**EXERCISE DETAILS**
Make an exact copy of the entries below.
— BEGIN MATERIAL SUPPLIED —
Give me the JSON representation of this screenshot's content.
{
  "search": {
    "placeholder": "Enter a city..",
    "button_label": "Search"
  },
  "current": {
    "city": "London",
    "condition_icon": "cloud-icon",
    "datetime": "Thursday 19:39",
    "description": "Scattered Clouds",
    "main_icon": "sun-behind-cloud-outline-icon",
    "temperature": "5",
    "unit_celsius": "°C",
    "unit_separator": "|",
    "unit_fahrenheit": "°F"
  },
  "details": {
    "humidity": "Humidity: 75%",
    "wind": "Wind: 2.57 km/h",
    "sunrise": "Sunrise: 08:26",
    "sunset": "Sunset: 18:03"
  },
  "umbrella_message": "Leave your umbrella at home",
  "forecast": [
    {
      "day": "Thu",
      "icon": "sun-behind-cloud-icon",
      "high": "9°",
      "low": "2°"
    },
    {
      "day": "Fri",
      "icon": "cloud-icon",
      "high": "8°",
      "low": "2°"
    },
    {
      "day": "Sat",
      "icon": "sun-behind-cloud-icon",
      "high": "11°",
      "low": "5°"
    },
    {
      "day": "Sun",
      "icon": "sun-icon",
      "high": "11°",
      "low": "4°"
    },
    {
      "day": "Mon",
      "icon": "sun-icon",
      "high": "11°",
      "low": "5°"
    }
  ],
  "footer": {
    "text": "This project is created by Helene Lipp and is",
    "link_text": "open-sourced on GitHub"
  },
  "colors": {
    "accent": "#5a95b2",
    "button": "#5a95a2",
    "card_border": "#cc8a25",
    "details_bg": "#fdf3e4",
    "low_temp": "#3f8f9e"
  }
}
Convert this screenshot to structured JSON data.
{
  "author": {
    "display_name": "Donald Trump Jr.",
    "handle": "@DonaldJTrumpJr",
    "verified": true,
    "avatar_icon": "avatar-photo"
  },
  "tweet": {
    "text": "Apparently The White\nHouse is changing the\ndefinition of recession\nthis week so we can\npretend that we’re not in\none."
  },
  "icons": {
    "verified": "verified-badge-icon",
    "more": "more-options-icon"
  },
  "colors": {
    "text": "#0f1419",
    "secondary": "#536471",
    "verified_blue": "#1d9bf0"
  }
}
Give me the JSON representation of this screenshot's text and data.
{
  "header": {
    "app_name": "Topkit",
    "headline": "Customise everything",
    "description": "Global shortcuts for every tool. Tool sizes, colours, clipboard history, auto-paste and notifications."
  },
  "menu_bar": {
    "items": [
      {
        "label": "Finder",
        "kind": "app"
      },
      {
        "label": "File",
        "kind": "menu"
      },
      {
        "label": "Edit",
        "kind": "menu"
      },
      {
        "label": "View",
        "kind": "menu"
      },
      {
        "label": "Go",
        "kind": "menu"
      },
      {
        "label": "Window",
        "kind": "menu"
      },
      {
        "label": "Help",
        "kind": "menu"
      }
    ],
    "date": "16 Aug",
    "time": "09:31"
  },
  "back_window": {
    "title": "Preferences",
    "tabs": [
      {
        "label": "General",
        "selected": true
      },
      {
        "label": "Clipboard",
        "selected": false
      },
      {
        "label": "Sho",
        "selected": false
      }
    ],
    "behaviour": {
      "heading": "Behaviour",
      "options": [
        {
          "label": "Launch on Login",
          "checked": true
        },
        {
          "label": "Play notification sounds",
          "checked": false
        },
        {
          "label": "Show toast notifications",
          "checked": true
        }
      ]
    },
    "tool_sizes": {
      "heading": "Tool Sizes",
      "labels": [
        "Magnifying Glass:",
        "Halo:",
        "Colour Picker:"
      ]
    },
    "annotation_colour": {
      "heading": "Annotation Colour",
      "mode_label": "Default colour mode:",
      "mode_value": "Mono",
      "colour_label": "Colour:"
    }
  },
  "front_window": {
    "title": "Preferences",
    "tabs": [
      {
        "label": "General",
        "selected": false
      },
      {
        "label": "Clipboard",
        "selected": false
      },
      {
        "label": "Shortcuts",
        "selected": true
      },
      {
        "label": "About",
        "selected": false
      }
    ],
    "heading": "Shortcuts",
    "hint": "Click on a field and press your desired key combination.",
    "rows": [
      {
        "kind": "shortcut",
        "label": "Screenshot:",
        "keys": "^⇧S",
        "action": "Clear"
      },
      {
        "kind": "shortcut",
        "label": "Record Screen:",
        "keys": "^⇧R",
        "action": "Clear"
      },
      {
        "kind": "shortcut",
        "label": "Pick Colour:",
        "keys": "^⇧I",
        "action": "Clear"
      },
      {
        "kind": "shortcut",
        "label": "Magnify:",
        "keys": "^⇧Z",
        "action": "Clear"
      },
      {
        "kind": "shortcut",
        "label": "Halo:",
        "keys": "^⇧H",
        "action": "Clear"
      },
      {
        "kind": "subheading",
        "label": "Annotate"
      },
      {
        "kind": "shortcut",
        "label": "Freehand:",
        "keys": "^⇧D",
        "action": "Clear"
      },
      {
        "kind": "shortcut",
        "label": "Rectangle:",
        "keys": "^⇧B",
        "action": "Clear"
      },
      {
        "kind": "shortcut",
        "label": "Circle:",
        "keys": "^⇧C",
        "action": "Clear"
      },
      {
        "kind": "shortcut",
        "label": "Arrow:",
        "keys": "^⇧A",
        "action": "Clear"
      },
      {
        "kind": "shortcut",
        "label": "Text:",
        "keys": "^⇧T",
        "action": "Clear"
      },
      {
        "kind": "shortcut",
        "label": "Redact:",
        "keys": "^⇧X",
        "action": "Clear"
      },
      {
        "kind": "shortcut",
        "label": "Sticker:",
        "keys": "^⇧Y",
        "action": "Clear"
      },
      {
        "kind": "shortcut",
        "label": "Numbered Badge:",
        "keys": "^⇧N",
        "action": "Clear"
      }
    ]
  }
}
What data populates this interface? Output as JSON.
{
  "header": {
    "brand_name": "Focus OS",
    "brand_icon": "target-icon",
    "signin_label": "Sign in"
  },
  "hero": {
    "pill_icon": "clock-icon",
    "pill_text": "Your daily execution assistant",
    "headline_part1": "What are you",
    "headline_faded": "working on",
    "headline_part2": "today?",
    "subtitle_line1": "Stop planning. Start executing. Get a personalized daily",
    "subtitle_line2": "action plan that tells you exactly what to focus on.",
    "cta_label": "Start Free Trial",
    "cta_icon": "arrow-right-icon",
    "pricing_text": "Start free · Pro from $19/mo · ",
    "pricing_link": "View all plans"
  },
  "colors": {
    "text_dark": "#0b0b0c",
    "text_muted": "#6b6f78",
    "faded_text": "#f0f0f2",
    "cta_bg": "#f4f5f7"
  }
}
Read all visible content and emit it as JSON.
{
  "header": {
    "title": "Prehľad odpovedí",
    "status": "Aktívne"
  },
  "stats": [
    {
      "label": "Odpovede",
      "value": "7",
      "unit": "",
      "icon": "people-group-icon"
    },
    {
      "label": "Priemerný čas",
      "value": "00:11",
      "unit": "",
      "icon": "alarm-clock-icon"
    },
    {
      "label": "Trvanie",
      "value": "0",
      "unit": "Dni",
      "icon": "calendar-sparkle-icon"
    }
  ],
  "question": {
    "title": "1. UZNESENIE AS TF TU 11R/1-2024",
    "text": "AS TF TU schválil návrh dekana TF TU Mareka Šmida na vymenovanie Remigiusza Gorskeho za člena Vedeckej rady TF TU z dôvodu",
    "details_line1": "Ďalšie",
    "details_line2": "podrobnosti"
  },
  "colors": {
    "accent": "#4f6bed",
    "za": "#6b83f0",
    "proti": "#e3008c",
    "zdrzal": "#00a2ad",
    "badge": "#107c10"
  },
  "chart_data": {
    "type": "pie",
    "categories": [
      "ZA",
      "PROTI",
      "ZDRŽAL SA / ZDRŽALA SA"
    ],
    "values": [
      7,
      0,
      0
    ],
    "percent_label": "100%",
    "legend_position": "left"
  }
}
— END MATERIAL SUPPLIED —
**ANSWER TO THIS PROBLEM**
Give me the JSON representation of this screenshot's content.
{
  "search": {
    "placeholder": "Enter a city..",
    "button_label": "Search"
  },
  "current": {
    "city": "London",
    "condition_icon": "cloud-icon",
    "datetime": "Thursday 19:39",
    "description": "Scattered Clouds",
    "main_icon": "sun-behind-cloud-outline-icon",
    "temperature": "5",
    "unit_celsius": "°C",
    "unit_separator": "|",
    "unit_fahrenheit": "°F"
  },
  "details": {
    "humidity": "Humidity: 75%",
    "wind": "Wind: 2.57 km/h",
    "sunrise": "Sunrise: 08:26",
    "sunset": "Sunset: 18:03"
  },
  "umbrella_message": "Leave your umbrella at home",
  "forecast": [
    {
      "day": "Thu",
      "icon": "sun-behind-cloud-icon",
      "high": "9°",
      "low": "2°"
    },
    {
      "day": "Fri",
      "icon": "cloud-icon",
      "high": "8°",
      "low": "2°"
    },
    {
      "day": "Sat",
      "icon": "sun-behind-cloud-icon",
      "high": "11°",
      "low": "5°"
    },
    {
      "day": "Sun",
      "icon": "sun-icon",
      "high": "11°",
      "low": "4°"
    },
    {
      "day": "Mon",
      "icon": "sun-icon",
      "high": "11°",
      "low": "5°"
    }
  ],
  "footer": {
    "text": "This project is created by Helene Lipp and is",
    "link_text": "open-sourced on GitHub"
  },
  "colors": {
    "accent": "#5a95b2",
    "button": "#5a95a2",
    "card_border": "#cc8a25",
    "details_bg": "#fdf3e4",
    "low_temp": "#3f8f9e"
  }
}
Convert this screenshot to structured JSON data.
{
  "author": {
    "display_name": "Donald Trump Jr.",
    "handle": "@DonaldJTrumpJr",
    "verified": true,
    "avatar_icon": "avatar-photo"
  },
  "tweet": {
    "text": "Apparently The White\nHouse is changing the\ndefinition of recession\nthis week so we can\npretend that we’re not in\none."
  },
  "icons": {
    "verified": "verified-badge-icon",
    "more": "more-options-icon"
  },
  "colors": {
    "text": "#0f1419",
    "secondary": "#536471",
    "verified_blue": "#1d9bf0"
  }
}
Give me the JSON representation of this screenshot's text and data.
{
  "header": {
    "app_name": "Topkit",
    "headline": "Customise everything",
    "description": "Global shortcuts for every tool. Tool sizes, colours, clipboard history, auto-paste and notifications."
  },
  "menu_bar": {
    "items": [
      {
        "label": "Finder",
        "kind": "app"
      },
      {
        "label": "File",
        "kind": "menu"
      },
      {
        "label": "Edit",
        "kind": "menu"
      },
      {
        "label": "View",
        "kind": "menu"
      },
      {
        "label": "Go",
        "kind": "menu"
      },
      {
        "label": "Window",
        "kind": "menu"
      },
      {
        "label": "Help",
        "kind": "menu"
      }
    ],
    "date": "16 Aug",
    "time": "09:31"
  },
  "back_window": {
    "title": "Preferences",
    "tabs": [
      {
        "label": "General",
        "selected": true
      },
      {
        "label": "Clipboard",
        "selected": false
      },
      {
        "label": "Sho",
        "selected": false
      }
    ],
    "behaviour": {
      "heading": "Behaviour",
      "options": [
        {
          "label": "Launch on Login",
          "checked": true
        },
        {
          "label": "Play notification sounds",
          "checked": false
        },
        {
          "label": "Show toast notifications",
          "checked": true
        }
      ]
    },
    "tool_sizes": {
      "heading": "Tool Sizes",
      "labels": [
        "Magnifying Glass:",
        "Halo:",
        "Colour Picker:"
      ]
    },
    "annotation_colour": {
      "heading": "Annotation Colour",
      "mode_label": "Default colour mode:",
      "mode_value": "Mono",
      "colour_label": "Colour:"
    }
  },
  "front_window": {
    "title": "Preferences",
    "tabs": [
      {
        "label": "General",
        "selected": false
      },
      {
        "label": "Clipboard",
        "selected": false
      },
      {
        "label": "Shortcuts",
        "selected": true
      },
      {
        "label": "About",
        "selected": false
      }
    ],
    "heading": "Shortcuts",
    "hint": "Click on a field and press your desired key combination.",
    "rows": [
      {
        "kind": "shortcut",
        "label": "Screenshot:",
        "keys": "^⇧S",
        "action": "Clear"
      },
      {
        "kind": "shortcut",
        "label": "Record Screen:",
        "keys": "^⇧R",
        "action": "Clear"
      },
      {
        "kind": "shortcut",
        "label": "Pick Colour:",
        "keys": "^⇧I",
        "action": "Clear"
      },
      {
        "kind": "shortcut",
        "label": "Magnify:",
        "keys": "^⇧Z",
        "action": "Clear"
      },
      {
        "kind": "shortcut",
        "label": "Halo:",
        "keys": "^⇧H",
        "action": "Clear"
      },
      {
        "kind": "subheading",
        "label": "Annotate"
      },
      {
        "kind": "shortcut",
        "label": "Freehand:",
        "keys": "^⇧D",
        "action": "Clear"
      },
      {
        "kind": "shortcut",
        "label": "Rectangle:",
        "keys": "^⇧B",
        "action": "Clear"
      },
      {
        "kind": "shortcut",
        "label": "Circle:",
        "keys": "^⇧C",
        "action": "Clear"
      },
      {
        "kind": "shortcut",
        "label": "Arrow:",
        "keys": "^⇧A",
        "action": "Clear"
      },
      {
        "kind": "shortcut",
        "label": "Text:",
        "keys": "^⇧T",
        "action": "Clear"
      },
      {
        "kind": "shortcut",
        "label": "Redact:",
        "keys": "^⇧X",
        "action": "Clear"
      },
      {
        "kind": "shortcut",
        "label": "Sticker:",
        "keys": "^⇧Y",
        "action": "Clear"
      },
      {
        "kind": "shortcut",
        "label": "Numbered Badge:",
        "keys": "^⇧N",
        "action": "Clear"
      }
    ]
  }
}
What data populates this interface? Output as JSON.
{
  "header": {
    "brand_name": "Focus OS",
    "brand_icon": "target-icon",
    "signin_label": "Sign in"
  },
  "hero": {
    "pill_icon": "clock-icon",
    "pill_text": "Your daily execution assistant",
    "headline_part1": "What are you",
    "headline_faded": "working on",
    "headline_part2": "today?",
    "subtitle_line1": "Stop planning. Start executing. Get a personalized daily",
    "subtitle_line2": "action plan that tells you exactly what to focus on.",
    "cta_label": "Start Free Trial",
    "cta_icon": "arrow-right-icon",
    "pricing_text": "Start free · Pro from $19/mo · ",
    "pricing_link": "View all plans"
  },
  "colors": {
    "text_dark": "#0b0b0c",
    "text_muted": "#6b6f78",
    "faded_text": "#f0f0f2",
    "cta_bg": "#f4f5f7"
  }
}
Read all visible content and emit it as JSON.
{
  "header": {
    "title": "Prehľad odpovedí",
    "status": "Aktívne"
  },
  "stats": [
    {
      "label": "Odpovede",
      "value": "7",
      "unit": "",
      "icon": "people-group-icon"
    },
    {
      "label": "Priemerný čas",
      "value": "00:11",
      "unit": "",
      "icon": "alarm-clock-icon"
    },
    {
      "label": "Trvanie",
      "value": "0",
      "unit": "Dni",
      "icon": "calendar-sparkle-icon"
    }
  ],
  "question": {
    "title": "1. UZNESENIE AS TF TU 11R/1-2024",
    "text": "AS TF TU schválil návrh dekana TF TU Mareka Šmida na vymenovanie Remigiusza Gorskeho za člena Vedeckej rady TF TU z dôvodu",
    "details_line1": "Ďalšie",
    "details_line2": "podrobnosti"
  },
  "colors": {
    "accent": "#4f6bed",
    "za": "#6b83f0",
    "proti": "#e3008c",
    "zdrzal": "#00a2ad",
    "badge": "#107c10"
  },
  "chart_data": {
    "type": "pie",
    "categories": [
      "ZA",
      "PROTI",
      "ZDRŽAL SA / ZDRŽALA SA"
    ],
    "values": [
      7,
      0,
      0
    ],
    "percent_label": "100%",
    "legend_position": "left"
  }
}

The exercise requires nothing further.